• **STATED TASK**: From the listing below, pull out the lines that hold "have".
====== SOURCE DATA ======
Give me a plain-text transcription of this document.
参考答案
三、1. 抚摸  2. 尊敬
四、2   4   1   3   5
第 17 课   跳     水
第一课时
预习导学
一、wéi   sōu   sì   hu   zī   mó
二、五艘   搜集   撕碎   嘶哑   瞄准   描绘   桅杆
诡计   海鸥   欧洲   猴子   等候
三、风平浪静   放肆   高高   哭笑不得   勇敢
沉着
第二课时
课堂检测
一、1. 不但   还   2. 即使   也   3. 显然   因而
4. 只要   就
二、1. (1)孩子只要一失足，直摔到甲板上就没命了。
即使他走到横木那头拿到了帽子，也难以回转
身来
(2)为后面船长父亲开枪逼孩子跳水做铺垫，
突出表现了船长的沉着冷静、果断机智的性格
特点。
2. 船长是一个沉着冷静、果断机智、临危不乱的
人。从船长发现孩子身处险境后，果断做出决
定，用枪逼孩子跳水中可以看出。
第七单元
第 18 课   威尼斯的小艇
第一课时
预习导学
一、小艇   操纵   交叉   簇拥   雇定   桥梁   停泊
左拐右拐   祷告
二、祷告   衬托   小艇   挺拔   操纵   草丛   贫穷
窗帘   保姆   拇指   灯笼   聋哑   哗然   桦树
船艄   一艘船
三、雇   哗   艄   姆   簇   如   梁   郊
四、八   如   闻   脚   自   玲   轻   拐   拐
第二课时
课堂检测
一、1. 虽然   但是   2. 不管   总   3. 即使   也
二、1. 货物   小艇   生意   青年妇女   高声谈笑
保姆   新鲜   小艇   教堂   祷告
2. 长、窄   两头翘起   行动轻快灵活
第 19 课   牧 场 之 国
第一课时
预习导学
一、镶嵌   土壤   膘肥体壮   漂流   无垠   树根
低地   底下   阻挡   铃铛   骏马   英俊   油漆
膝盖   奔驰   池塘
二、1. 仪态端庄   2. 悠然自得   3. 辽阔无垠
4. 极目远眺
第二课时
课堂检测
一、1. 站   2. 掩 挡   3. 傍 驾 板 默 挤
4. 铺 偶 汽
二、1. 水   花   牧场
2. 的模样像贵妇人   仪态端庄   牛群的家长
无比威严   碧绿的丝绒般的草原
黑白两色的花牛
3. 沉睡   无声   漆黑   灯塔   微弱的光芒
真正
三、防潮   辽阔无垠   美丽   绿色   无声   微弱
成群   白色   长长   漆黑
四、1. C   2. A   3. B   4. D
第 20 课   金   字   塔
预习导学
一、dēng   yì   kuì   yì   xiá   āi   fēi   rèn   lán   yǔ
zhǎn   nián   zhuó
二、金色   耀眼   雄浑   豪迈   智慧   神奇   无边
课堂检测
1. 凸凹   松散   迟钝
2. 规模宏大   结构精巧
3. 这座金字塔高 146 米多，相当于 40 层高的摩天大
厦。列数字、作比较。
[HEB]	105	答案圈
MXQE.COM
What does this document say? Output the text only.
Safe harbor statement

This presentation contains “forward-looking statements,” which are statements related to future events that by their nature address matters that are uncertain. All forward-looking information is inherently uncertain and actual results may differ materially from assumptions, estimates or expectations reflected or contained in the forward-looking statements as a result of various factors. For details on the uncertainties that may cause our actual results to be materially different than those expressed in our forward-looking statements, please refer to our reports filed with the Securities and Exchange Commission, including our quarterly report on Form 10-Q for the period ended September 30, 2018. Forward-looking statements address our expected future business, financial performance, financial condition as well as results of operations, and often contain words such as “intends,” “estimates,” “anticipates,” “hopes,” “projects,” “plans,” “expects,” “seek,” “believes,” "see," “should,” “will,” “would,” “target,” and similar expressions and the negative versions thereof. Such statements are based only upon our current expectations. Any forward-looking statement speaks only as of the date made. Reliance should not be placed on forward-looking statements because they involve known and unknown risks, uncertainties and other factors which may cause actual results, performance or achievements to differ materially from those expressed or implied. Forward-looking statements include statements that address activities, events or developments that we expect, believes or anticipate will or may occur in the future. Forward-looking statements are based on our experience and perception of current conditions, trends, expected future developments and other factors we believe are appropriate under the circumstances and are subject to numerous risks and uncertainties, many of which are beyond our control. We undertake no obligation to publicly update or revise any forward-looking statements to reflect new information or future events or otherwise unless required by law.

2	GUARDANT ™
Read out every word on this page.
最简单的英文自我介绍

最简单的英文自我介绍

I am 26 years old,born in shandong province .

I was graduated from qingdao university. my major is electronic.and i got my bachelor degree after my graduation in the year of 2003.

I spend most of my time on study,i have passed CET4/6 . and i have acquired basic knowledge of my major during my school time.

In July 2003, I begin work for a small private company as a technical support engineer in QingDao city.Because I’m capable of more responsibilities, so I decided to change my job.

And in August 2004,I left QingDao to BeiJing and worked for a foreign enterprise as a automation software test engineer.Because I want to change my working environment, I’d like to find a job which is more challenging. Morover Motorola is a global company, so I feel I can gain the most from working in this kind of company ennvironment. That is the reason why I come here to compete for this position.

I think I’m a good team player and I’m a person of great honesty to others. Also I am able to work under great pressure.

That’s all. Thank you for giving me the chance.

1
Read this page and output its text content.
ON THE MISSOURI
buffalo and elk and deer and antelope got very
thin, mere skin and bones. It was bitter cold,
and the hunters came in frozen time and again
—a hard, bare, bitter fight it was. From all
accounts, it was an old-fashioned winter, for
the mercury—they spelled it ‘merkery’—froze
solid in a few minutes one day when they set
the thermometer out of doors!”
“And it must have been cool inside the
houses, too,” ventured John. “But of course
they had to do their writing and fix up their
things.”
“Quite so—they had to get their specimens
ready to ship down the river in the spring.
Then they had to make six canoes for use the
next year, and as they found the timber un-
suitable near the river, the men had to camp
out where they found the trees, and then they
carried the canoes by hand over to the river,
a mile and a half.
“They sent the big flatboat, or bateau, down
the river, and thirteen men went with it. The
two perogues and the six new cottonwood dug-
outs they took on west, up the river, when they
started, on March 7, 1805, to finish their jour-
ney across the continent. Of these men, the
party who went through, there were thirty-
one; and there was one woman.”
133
======
• **COMPLETED EXERCISE**:
I spend most of my time on study,i have passed CET4/6 . and i have acquired basic knowledge of my major during my school time.
“And it must have been cool inside the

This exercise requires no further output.